Problem statement:
The answer should be a single number: how many lines of the entries below hold the word "numerator".

───── Input for this task

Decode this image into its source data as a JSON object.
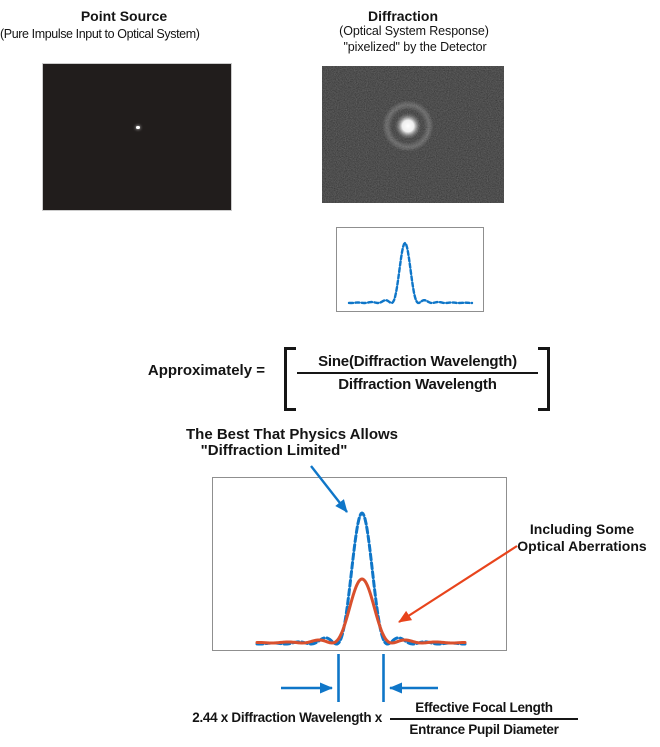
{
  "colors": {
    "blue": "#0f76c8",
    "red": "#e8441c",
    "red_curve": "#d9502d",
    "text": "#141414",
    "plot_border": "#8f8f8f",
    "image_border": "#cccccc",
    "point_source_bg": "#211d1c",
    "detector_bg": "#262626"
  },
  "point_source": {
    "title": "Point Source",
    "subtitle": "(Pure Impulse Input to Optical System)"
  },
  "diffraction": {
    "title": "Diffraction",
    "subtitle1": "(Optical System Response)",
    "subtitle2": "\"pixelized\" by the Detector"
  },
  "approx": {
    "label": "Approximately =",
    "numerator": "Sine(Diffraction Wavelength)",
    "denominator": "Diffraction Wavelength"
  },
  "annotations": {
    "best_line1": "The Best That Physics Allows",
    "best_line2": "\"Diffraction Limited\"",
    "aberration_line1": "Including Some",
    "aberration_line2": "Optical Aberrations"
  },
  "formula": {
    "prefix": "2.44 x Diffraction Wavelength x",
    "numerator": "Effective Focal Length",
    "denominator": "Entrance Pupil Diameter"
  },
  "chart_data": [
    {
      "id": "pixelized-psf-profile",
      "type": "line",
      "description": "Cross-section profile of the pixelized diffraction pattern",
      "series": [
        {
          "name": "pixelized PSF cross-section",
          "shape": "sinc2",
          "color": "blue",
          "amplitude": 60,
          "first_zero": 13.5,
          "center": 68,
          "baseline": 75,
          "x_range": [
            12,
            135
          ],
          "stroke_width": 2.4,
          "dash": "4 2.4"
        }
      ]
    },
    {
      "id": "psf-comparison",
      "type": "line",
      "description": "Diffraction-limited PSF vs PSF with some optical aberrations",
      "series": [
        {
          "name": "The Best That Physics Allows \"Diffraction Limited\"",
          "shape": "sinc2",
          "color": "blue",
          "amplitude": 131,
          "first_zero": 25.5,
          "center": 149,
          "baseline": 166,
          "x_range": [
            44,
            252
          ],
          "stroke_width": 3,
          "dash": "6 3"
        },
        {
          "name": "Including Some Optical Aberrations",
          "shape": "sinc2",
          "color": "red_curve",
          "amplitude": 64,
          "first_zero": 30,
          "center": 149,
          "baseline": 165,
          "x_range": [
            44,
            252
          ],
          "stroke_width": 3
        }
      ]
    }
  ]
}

──────────
───── Input for this task

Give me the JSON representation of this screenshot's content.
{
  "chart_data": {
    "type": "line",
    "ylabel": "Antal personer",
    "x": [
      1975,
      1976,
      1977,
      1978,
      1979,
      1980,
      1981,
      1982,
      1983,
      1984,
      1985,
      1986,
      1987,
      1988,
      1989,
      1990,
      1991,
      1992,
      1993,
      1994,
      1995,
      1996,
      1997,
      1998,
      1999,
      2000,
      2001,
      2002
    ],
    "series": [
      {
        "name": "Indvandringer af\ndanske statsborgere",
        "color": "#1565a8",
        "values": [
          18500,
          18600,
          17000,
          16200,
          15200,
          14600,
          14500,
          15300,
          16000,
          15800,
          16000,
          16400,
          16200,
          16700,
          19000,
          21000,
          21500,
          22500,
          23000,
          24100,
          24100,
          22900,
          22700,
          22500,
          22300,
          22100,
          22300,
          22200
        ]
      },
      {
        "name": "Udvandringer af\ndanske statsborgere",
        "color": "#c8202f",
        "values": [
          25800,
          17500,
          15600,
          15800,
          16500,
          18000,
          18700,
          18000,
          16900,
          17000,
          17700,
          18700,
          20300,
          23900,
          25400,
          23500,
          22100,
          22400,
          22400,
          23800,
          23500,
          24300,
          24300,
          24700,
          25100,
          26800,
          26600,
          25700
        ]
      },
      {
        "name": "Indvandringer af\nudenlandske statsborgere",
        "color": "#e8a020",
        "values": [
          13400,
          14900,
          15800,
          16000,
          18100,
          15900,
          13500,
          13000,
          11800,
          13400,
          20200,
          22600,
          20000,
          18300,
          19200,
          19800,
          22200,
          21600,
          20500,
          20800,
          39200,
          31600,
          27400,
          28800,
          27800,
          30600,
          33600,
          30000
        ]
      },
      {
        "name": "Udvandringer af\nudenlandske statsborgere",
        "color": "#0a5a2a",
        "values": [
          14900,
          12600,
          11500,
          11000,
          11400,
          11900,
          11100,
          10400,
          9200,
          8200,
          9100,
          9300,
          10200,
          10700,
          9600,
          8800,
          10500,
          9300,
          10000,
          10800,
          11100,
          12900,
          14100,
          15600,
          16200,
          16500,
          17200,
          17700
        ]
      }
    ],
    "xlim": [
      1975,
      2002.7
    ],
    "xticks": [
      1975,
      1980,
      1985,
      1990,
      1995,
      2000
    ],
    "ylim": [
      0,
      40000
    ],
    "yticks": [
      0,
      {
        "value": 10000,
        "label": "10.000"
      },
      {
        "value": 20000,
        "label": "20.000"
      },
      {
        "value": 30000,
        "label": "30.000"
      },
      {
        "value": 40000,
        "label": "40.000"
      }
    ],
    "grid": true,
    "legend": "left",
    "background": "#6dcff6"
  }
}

──────────

Solution to this problem:
2